◆ TASK MATERIAL ◆

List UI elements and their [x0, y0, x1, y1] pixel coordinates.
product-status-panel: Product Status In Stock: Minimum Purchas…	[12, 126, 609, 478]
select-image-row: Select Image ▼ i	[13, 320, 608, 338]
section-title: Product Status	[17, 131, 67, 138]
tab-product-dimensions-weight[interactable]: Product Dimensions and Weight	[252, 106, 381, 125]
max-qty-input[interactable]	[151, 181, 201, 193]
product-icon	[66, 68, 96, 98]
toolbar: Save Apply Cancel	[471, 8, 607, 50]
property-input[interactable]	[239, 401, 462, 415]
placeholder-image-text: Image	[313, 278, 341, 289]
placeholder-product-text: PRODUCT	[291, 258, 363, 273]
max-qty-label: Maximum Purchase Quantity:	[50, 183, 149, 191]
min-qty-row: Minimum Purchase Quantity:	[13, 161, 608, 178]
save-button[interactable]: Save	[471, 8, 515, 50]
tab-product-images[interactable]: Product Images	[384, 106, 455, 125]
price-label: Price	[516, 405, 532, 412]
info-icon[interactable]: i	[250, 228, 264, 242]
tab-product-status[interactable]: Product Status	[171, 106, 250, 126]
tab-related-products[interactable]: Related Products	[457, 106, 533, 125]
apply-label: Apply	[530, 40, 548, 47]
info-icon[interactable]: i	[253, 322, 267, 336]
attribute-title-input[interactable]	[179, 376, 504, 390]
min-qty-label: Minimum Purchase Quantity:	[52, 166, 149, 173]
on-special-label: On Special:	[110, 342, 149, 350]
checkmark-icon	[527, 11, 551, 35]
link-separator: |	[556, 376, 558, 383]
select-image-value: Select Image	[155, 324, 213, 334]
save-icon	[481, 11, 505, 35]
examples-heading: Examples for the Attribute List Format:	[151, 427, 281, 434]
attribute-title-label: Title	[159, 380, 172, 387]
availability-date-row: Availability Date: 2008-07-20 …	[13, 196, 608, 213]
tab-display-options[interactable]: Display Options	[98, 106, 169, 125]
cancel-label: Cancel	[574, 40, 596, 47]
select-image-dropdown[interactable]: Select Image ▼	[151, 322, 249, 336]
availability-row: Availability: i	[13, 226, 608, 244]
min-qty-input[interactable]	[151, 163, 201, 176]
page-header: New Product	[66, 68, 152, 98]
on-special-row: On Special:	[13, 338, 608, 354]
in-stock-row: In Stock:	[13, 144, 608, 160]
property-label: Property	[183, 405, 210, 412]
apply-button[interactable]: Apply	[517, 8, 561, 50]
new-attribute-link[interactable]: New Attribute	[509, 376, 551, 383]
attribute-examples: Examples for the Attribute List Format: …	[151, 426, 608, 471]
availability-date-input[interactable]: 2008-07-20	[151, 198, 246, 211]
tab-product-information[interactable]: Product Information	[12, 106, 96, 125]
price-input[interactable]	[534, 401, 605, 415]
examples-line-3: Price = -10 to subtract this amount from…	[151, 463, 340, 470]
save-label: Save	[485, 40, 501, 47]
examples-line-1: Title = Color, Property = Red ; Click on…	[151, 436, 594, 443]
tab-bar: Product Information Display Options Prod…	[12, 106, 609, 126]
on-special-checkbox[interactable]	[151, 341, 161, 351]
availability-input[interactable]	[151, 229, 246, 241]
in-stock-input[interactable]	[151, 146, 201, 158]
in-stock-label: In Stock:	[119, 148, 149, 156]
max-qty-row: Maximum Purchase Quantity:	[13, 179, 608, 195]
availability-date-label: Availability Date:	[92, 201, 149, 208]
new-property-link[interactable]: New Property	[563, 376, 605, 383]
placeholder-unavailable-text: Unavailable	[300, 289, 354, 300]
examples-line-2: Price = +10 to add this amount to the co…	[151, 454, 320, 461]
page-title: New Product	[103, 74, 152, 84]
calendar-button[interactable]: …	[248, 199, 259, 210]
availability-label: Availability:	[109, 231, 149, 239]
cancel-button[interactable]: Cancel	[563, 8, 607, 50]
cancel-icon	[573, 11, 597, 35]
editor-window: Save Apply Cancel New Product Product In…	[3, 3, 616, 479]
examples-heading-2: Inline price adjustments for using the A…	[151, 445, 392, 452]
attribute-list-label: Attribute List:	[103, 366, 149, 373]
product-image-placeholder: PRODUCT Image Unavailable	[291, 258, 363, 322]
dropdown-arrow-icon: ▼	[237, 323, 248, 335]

◆ WHAT YOU HAVE TO DO ◆
Retype the material above word for word, from its first line through the line that contains "40, 548, 47]", including that line.

◆ COMPLETED TASK ◆
List UI elements and their [x0, y0, x1, y1] pixel coordinates.
product-status-panel: Product Status In Stock: Minimum Purchas…	[12, 126, 609, 478]
select-image-row: Select Image ▼ i	[13, 320, 608, 338]
section-title: Product Status	[17, 131, 67, 138]
tab-product-dimensions-weight[interactable]: Product Dimensions and Weight	[252, 106, 381, 125]
max-qty-input[interactable]	[151, 181, 201, 193]
product-icon	[66, 68, 96, 98]
toolbar: Save Apply Cancel	[471, 8, 607, 50]
property-input[interactable]	[239, 401, 462, 415]
placeholder-image-text: Image	[313, 278, 341, 289]
placeholder-product-text: PRODUCT	[291, 258, 363, 273]
max-qty-label: Maximum Purchase Quantity:	[50, 183, 149, 191]
min-qty-row: Minimum Purchase Quantity:	[13, 161, 608, 178]
save-button[interactable]: Save	[471, 8, 515, 50]
tab-product-images[interactable]: Product Images	[384, 106, 455, 125]
price-label: Price	[516, 405, 532, 412]
info-icon[interactable]: i	[250, 228, 264, 242]
tab-product-status[interactable]: Product Status	[171, 106, 250, 126]
tab-related-products[interactable]: Related Products	[457, 106, 533, 125]
apply-label: Apply	[530, 40, 548, 47]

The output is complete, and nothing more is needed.